# [Exercise prompt]
Please give the data below again in full, exactly as it stands.

※

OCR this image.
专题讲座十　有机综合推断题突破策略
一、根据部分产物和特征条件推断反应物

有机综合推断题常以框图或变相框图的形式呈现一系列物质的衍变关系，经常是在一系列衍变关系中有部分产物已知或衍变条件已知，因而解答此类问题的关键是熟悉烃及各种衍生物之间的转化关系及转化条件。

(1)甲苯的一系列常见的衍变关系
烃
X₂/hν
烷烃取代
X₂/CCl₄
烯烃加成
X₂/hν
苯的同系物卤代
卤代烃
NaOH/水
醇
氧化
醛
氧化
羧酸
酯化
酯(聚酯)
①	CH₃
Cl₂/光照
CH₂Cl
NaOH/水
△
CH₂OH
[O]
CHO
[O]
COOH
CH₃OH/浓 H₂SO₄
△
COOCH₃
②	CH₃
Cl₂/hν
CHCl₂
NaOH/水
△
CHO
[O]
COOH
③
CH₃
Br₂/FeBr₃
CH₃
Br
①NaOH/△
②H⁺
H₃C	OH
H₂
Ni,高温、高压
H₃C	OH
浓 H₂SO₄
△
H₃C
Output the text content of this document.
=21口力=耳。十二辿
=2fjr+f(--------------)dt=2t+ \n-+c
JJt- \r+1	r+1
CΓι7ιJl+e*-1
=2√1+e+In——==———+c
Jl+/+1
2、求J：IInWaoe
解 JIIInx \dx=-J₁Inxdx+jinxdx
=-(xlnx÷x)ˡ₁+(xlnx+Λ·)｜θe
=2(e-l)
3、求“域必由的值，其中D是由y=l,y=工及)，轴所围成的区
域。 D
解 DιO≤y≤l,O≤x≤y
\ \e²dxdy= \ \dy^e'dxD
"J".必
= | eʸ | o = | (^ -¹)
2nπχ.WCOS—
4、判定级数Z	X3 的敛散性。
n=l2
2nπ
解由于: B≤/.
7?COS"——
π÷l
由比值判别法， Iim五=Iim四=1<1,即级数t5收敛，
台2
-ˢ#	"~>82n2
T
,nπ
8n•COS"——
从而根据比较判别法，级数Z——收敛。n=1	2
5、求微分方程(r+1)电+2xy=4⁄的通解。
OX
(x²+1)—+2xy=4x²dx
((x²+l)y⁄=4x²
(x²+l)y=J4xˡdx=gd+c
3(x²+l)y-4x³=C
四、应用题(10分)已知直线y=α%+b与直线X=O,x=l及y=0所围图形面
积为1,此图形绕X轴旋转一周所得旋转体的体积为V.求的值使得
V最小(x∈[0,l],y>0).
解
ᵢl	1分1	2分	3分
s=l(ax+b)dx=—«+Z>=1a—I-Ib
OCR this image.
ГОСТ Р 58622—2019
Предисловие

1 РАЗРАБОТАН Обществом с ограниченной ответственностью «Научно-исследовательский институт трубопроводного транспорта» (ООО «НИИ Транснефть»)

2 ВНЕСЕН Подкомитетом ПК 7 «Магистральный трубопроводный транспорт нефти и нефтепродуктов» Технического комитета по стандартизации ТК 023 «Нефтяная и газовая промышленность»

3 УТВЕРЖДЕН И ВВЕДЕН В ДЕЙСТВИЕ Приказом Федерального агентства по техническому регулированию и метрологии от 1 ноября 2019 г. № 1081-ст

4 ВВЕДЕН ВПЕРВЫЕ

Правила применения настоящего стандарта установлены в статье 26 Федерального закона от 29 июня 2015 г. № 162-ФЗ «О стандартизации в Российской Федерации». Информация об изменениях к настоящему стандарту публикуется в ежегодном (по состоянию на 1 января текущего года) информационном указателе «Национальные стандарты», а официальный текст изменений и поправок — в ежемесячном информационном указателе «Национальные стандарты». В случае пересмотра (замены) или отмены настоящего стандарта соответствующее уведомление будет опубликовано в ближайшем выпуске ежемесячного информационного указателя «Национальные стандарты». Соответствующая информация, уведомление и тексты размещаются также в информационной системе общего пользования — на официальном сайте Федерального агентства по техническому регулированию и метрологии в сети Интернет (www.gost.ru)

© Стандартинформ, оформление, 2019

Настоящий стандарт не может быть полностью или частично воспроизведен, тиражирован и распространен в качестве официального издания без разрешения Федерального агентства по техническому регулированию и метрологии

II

※

# [Expected output]
OCR this image.
专题讲座十　有机综合推断题突破策略
一、根据部分产物和特征条件推断反应物

有机综合推断题常以框图或变相框图的形式呈现一系列物质的衍变关系，经常是在一系列衍变关系中有部分产物已知或衍变条件已知，因而解答此类问题的关键是熟悉烃及各种衍生物之间的转化关系及转化条件。

(1)甲苯的一系列常见的衍变关系
烃
X₂/hν
烷烃取代
X₂/CCl₄
烯烃加成
X₂/hν
苯的同系物卤代
卤代烃
NaOH/水
醇
氧化
醛
氧化
羧酸
酯化
酯(聚酯)
①	CH₃
Cl₂/光照
CH₂Cl
NaOH/水
△
CH₂OH
[O]
CHO
[O]
COOH
CH₃OH/浓 H₂SO₄
△
COOCH₃
②	CH₃
Cl₂/hν
CHCl₂
NaOH/水
△
CHO
[O]
COOH
③
CH₃
Br₂/FeBr₃
CH₃
Br
①NaOH/△
②H⁺
H₃C	OH
H₂
Ni,高温、高压
H₃C	OH
浓 H₂SO₄
△
H₃C
Output the text content of this document.
=21口力=耳。十二辿
=2fjr+f(--------------)dt=2t+ \n-+c
JJt- \r+1	r+1
CΓι7ιJl+e*-1
=2√1+e+In——==———+c
Jl+/+1
2、求J：IInWaoe
解 JIIInx \dx=-J₁Inxdx+jinxdx
=-(xlnx÷x)ˡ₁+(xlnx+Λ·)｜θe
=2(e-l)
3、求“域必由的值，其中D是由y=l,y=工及)，轴所围成的区
域。 D
解 DιO≤y≤l,O≤x≤y
\ \e²dxdy= \ \dy^e'dxD
"J".必
= | eʸ | o = | (^ -¹)
2nπχ.WCOS—
4、判定级数Z	X3 的敛散性。
n=l2
2nπ
解由于: B≤/.
7?COS"——
π÷l
由比值判别法， Iim五=Iim四=1<1,即级数t5收敛，
台2
-ˢ#	"~>82n2
T
,nπ
8n•COS"——
从而根据比较判别法，级数Z——收敛。n=1	2
5、求微分方程(r+1)电+2xy=4⁄的通解。
OX
(x²+1)—+2xy=4x²dx
((x²+l)y⁄=4x²
(x²+l)y=J4xˡdx=gd+c
3(x²+l)y-4x³=C
四、应用题(10分)已知直线y=α%+b与直线X=O,x=l及y=0所围图形面
积为1,此图形绕X轴旋转一周所得旋转体的体积为V.求的值使得
V最小(x∈[0,l],y>0).
解
ᵢl	1分1	2分	3分
s=l(ax+b)dx=—«+Z>=1a—I-Ib
OCR this image.
ГОСТ Р 58622—2019
Предисловие

1 РАЗРАБОТАН Обществом с ограниченной ответственностью «Научно-исследовательский институт трубопроводного транспорта» (ООО «НИИ Транснефть»)

2 ВНЕСЕН Подкомитетом ПК 7 «Магистральный трубопроводный транспорт нефти и нефтепродуктов» Технического комитета по стандартизации ТК 023 «Нефтяная и газовая промышленность»

3 УТВЕРЖДЕН И ВВЕДЕН В ДЕЙСТВИЕ Приказом Федерального агентства по техническому регулированию и метрологии от 1 ноября 2019 г. № 1081-ст

4 ВВЕДЕН ВПЕРВЫЕ

Правила применения настоящего стандарта установлены в статье 26 Федерального закона от 29 июня 2015 г. № 162-ФЗ «О стандартизации в Российской Федерации». Информация об изменениях к настоящему стандарту публикуется в ежегодном (по состоянию на 1 января текущего года) информационном указателе «Национальные стандарты», а официальный текст изменений и поправок — в ежемесячном информационном указателе «Национальные стандарты». В случае пересмотра (замены) или отмены настоящего стандарта соответствующее уведомление будет опубликовано в ближайшем выпуске ежемесячного информационного указателя «Национальные стандарты». Соответствующая информация, уведомление и тексты размещаются также в информационной системе общего пользования — на официальном сайте Федерального агентства по техническому регулированию и метрологии в сети Интернет (www.gost.ru)

© Стандартинформ, оформление, 2019

Настоящий стандарт не может быть полностью или частично воспроизведен, тиражирован и распространен в качестве официального издания без разрешения Федерального агентства по техническому регулированию и метрологии

II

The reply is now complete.